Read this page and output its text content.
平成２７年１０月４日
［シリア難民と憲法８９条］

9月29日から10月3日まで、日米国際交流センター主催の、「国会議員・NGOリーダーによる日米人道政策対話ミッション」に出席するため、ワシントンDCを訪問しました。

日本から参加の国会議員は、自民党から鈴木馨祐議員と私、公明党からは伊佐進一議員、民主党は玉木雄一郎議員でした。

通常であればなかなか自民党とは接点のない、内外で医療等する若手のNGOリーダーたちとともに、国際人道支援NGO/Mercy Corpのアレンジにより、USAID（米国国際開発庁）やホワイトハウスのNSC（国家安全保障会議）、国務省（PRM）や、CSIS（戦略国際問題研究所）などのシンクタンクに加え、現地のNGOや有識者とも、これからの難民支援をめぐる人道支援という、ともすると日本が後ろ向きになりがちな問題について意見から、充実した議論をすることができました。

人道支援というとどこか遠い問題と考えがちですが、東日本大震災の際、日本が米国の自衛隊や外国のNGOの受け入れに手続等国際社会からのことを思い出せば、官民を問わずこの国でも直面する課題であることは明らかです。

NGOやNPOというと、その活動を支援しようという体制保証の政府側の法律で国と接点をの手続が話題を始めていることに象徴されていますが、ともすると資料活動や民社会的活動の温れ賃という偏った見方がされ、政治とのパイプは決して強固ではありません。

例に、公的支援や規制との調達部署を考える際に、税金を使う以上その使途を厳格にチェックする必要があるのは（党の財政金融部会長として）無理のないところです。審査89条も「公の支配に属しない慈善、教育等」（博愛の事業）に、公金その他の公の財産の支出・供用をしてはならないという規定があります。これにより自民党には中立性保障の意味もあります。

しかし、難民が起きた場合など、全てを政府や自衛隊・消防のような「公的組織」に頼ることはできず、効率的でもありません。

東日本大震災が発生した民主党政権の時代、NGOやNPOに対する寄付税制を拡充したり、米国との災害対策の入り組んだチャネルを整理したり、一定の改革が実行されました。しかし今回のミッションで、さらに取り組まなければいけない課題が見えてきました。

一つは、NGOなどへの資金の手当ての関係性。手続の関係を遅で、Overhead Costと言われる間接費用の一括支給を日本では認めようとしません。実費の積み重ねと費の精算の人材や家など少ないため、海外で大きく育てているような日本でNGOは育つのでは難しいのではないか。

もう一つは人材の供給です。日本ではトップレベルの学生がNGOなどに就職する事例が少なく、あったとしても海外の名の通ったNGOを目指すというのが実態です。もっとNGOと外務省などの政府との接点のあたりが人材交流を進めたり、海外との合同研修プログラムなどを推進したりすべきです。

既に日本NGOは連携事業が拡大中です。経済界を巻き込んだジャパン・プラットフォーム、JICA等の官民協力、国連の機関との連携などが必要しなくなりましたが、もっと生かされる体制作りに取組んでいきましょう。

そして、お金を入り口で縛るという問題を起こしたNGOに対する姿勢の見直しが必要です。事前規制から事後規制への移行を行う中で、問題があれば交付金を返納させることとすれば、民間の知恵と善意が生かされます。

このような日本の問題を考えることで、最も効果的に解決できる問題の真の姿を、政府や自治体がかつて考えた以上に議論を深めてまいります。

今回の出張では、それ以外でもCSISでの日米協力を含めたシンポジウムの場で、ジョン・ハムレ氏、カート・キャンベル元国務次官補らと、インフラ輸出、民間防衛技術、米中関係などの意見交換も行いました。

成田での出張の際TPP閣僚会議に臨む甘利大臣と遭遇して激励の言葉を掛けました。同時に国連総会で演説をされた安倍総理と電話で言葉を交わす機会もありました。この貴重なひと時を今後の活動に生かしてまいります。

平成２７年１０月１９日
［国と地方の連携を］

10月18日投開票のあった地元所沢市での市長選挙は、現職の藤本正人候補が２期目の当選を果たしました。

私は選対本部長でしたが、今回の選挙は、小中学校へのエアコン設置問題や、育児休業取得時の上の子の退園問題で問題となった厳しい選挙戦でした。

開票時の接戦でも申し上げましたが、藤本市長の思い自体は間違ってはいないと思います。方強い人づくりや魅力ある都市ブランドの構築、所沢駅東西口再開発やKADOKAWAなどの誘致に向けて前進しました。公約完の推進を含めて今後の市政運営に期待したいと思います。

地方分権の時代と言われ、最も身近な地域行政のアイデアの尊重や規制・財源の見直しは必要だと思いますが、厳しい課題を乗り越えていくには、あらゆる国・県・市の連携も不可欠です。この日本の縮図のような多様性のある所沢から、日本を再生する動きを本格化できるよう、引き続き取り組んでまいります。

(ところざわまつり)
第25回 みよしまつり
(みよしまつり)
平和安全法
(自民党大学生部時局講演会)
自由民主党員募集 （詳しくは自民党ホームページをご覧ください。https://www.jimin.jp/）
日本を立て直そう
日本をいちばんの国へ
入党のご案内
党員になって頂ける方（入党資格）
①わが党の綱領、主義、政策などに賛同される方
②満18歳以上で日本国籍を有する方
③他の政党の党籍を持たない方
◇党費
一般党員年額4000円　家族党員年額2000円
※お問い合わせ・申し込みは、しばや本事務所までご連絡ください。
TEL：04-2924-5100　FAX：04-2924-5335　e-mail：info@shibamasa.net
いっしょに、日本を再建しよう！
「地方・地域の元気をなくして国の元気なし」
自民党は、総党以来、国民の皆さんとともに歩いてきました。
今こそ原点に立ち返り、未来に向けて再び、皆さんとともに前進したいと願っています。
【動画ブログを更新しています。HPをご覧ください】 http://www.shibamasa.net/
---
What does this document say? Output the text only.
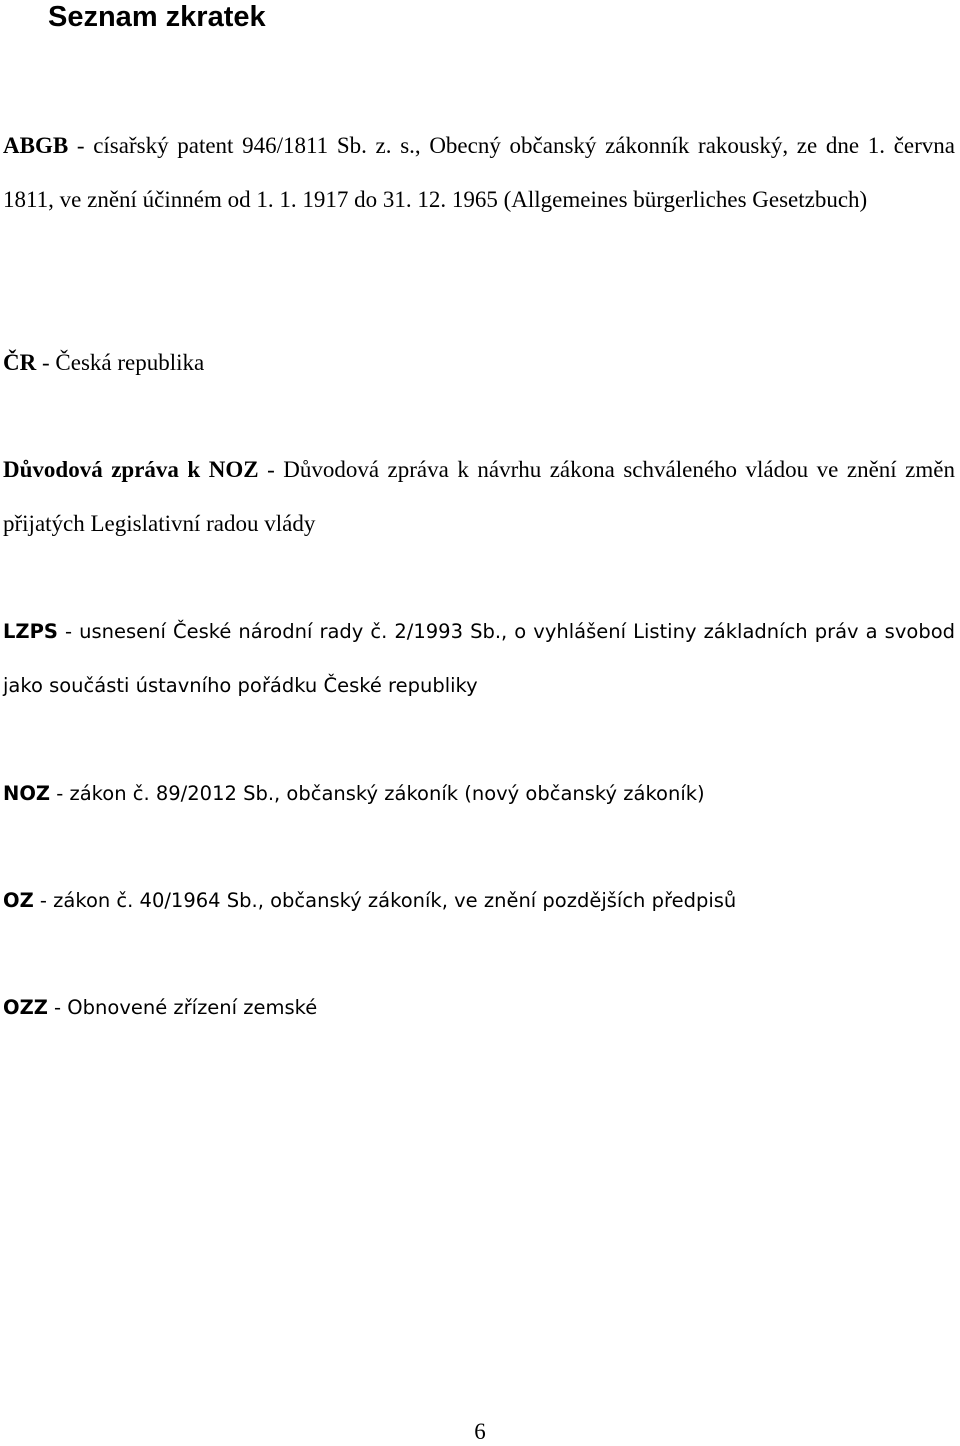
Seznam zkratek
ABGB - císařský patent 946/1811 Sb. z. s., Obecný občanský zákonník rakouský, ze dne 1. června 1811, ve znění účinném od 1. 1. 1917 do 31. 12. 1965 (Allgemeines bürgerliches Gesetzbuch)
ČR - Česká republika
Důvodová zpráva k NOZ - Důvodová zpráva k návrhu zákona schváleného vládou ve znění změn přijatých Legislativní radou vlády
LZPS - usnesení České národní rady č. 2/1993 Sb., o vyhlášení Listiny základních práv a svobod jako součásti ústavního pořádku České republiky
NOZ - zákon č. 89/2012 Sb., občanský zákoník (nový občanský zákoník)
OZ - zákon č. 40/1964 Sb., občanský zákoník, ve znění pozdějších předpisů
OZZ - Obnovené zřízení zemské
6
...
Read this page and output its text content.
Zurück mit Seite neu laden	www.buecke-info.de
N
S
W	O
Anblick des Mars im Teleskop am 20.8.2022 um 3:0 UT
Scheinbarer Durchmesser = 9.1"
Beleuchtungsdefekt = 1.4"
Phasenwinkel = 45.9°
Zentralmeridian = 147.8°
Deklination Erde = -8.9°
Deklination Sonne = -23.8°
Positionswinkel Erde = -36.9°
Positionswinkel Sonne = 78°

→ **What is required**
Find each line that has the word "Deklination", then copy it out.

→ **Problem solution**
Deklination Erde = -8.9°
Deklination Sonne = -23.8°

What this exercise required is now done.